Data records:
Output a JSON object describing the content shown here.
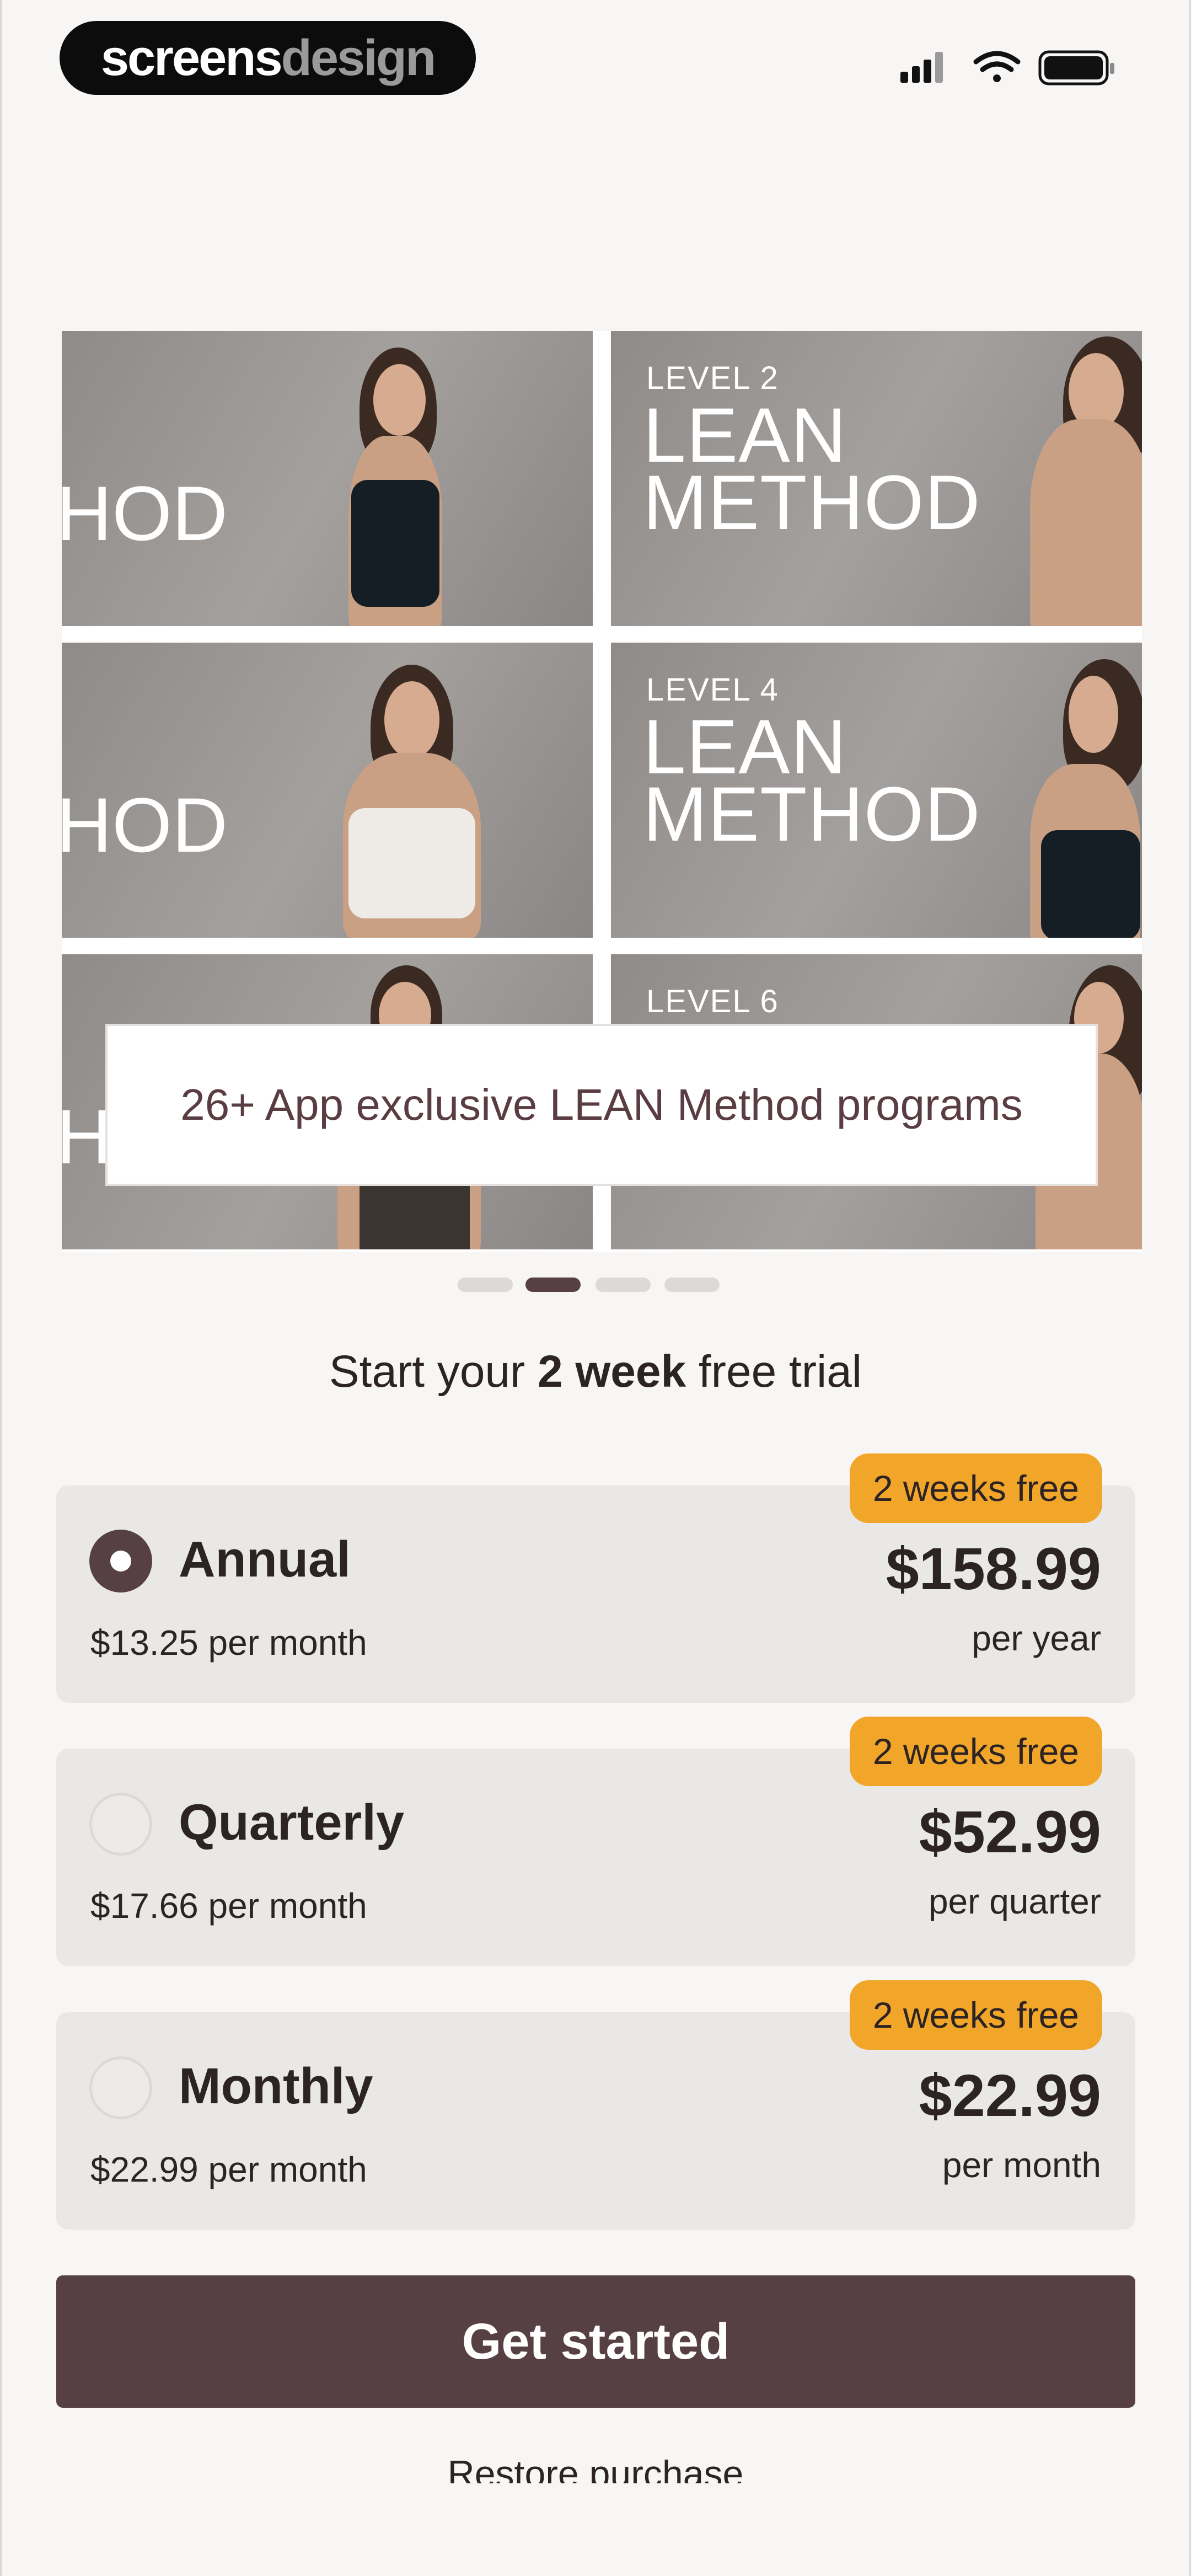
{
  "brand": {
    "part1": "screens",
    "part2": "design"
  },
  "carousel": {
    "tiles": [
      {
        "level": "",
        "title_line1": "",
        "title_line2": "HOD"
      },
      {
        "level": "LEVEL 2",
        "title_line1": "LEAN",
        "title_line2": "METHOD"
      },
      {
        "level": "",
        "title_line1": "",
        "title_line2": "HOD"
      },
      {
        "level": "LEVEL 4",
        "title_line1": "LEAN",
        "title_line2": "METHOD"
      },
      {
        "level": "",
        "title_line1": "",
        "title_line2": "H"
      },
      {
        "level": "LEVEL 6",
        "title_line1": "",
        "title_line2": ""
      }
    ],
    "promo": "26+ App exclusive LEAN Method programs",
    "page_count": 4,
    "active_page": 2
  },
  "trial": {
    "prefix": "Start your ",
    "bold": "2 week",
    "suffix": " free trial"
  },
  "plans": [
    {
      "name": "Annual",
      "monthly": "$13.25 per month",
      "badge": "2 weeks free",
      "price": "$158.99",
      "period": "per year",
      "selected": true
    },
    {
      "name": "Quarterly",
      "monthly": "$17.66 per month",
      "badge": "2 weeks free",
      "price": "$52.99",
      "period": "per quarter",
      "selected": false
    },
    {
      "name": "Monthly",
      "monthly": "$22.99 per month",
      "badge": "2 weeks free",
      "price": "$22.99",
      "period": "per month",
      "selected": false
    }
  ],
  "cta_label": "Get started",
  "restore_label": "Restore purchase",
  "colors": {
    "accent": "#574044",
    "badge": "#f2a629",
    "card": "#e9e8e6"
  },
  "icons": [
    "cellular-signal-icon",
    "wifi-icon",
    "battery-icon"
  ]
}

== TASK TO COMPLETE ==
Write out each line of the data exactly; the images should be left out.

== FINISHED TASK ==
Output a JSON object describing the content shown here.
{
  "brand": {
    "part1": "screens",
    "part2": "design"
  },
  "carousel": {
    "tiles": [
      {
        "level": "",
        "title_line1": "",
        "title_line2": "HOD"
      },
      {
        "level": "LEVEL 2",
        "title_line1": "LEAN",
        "title_line2": "METHOD"
      },
      {
        "level": "",
        "title_line1": "",
        "title_line2": "HOD"
      },
      {
        "level": "LEVEL 4",
        "title_line1": "LEAN",
        "title_line2": "METHOD"
      },
      {
        "level": "",
        "title_line1": "",
        "title_line2": "H"
      },
      {
        "level": "LEVEL 6",
        "title_line1": "",
        "title_line2": ""
      }
    ],
    "promo": "26+ App exclusive LEAN Method programs",
    "page_count": 4,
    "active_page": 2
  },
  "trial": {
    "prefix": "Start your ",
    "bold": "2 week",
    "suffix": " free trial"
  },
  "plans": [
    {
      "name": "Annual",
      "monthly": "$13.25 per month",
      "badge": "2 weeks free",
      "price": "$158.99",
      "period": "per year",
      "selected": true
    },
    {
      "name": "Quarterly",
      "monthly": "$17.66 per month",
      "badge": "2 weeks free",
      "price": "$52.99",
      "period": "per quarter",
      "selected": false
    },
    {
      "name": "Monthly",
      "monthly": "$22.99 per month",
      "badge": "2 weeks free",
      "price": "$22.99",
      "period": "per month",
      "selected": false
    }
  ],
  "cta_label": "Get started",
  "restore_label": "Restore purchase",
  "colors": {
    "accent": "#574044",
    "badge": "#f2a629",
    "card": "#e9e8e6"
  },
  "icons": [
    "cellular-signal-icon",
    "wifi-icon",
    "battery-icon"
  ]
}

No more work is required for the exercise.